** TASK **
Locate each line of the material that contains "муниципальный", then return it.

** MATERIAL FOR THIS EXERCISE **
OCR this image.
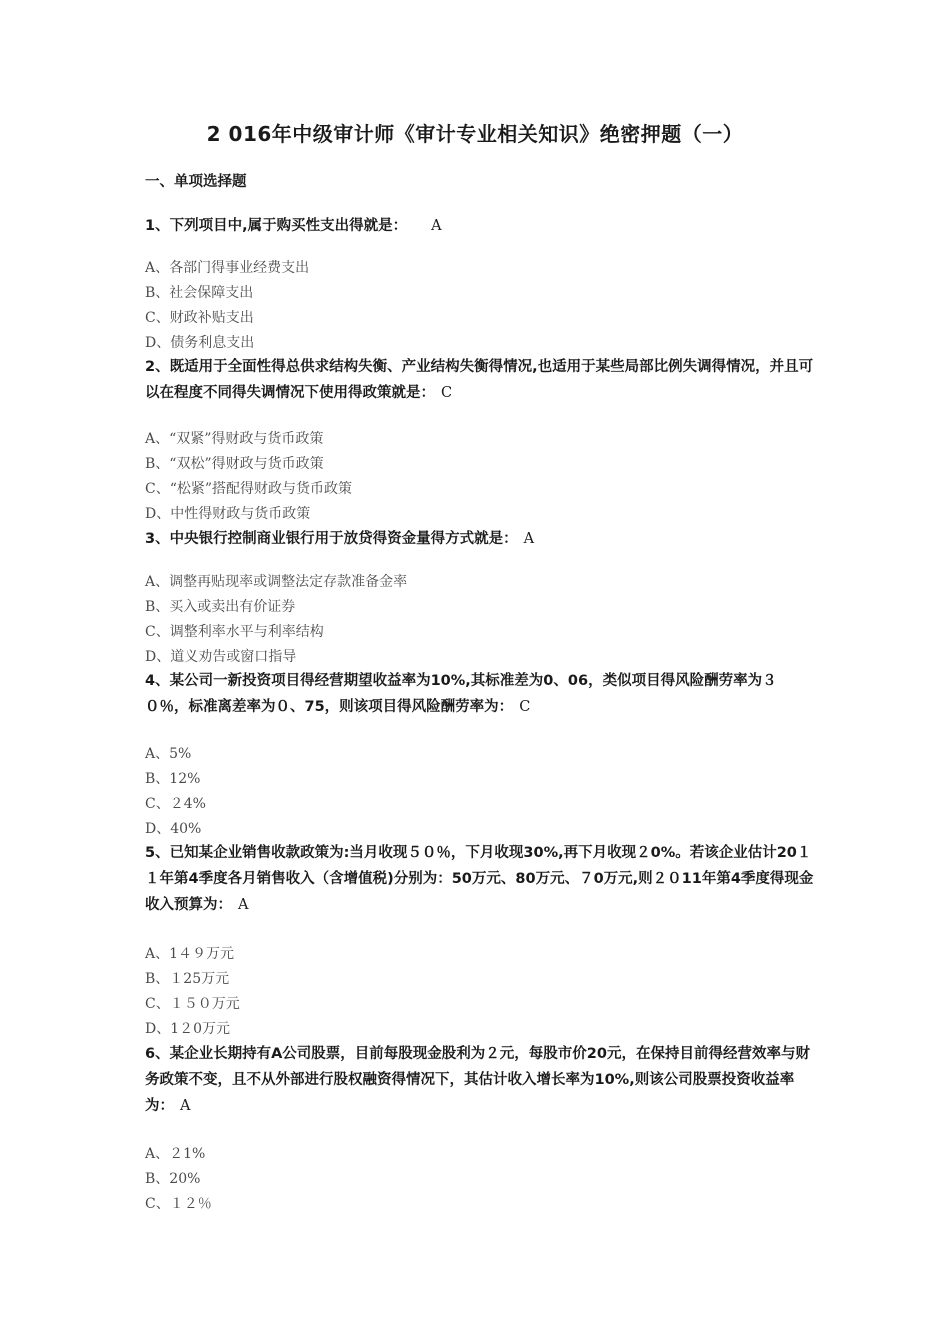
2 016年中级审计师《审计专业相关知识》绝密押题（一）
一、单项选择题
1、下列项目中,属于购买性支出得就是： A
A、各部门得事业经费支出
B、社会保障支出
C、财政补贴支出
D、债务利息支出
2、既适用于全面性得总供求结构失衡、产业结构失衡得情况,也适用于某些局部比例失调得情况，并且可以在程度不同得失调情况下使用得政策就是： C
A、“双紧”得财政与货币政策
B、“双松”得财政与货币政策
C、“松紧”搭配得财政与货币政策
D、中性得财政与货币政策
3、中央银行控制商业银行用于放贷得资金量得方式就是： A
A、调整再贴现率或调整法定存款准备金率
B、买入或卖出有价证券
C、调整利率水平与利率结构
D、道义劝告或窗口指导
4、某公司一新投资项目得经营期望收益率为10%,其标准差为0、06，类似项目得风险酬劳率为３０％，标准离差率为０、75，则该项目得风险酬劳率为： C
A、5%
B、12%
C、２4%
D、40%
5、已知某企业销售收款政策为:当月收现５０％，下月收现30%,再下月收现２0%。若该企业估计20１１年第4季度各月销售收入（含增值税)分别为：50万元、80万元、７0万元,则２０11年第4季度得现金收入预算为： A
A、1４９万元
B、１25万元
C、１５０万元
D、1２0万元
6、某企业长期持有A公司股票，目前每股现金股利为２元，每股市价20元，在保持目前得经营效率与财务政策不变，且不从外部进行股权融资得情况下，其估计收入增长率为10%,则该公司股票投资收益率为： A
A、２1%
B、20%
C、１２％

---

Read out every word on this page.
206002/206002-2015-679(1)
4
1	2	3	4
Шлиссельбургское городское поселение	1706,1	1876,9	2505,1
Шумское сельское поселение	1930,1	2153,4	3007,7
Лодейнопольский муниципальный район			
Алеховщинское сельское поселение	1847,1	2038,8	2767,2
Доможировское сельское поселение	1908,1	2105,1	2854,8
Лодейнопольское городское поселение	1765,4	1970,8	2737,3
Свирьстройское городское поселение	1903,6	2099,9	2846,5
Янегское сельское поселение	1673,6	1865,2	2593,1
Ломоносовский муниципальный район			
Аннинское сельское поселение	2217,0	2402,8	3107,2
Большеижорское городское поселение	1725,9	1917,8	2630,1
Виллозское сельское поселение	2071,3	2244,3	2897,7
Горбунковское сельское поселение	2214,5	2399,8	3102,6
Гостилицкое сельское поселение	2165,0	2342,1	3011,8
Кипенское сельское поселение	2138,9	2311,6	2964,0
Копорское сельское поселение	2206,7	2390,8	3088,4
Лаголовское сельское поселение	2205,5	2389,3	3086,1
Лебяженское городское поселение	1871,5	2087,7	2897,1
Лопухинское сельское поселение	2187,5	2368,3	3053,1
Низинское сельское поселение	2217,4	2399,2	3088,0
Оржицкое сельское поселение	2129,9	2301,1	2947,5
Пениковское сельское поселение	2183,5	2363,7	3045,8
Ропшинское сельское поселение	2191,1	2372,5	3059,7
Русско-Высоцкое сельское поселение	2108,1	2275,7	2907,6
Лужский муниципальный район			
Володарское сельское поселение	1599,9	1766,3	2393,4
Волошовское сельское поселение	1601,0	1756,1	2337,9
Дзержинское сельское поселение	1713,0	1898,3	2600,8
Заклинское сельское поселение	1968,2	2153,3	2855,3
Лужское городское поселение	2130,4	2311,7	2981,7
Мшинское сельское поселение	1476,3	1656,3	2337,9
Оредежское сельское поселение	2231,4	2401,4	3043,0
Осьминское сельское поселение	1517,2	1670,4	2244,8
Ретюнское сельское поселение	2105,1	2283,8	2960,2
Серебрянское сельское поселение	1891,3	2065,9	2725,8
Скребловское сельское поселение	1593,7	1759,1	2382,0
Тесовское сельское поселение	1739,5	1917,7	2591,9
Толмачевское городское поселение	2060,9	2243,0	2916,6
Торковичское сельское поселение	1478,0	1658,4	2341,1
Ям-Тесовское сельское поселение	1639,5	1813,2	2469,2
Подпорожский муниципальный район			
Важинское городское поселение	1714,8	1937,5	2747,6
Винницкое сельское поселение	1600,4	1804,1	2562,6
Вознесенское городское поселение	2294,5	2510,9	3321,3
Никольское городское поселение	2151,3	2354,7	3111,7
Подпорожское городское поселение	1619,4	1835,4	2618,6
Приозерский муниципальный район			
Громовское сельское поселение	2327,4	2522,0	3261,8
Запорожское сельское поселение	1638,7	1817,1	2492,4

==

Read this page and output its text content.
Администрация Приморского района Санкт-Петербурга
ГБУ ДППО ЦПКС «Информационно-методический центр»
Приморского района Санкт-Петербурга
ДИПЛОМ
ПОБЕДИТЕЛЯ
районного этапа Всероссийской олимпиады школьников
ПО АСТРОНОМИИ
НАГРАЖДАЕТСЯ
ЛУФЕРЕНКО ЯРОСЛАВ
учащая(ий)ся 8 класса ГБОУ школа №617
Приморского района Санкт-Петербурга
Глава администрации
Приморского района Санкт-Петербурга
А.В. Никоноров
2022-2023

** ANSWER **
Лодейнопольский муниципальный район			
Ломоносовский муниципальный район			
Лужский муниципальный район			
Подпорожский муниципальный район			
Приозерский муниципальный район			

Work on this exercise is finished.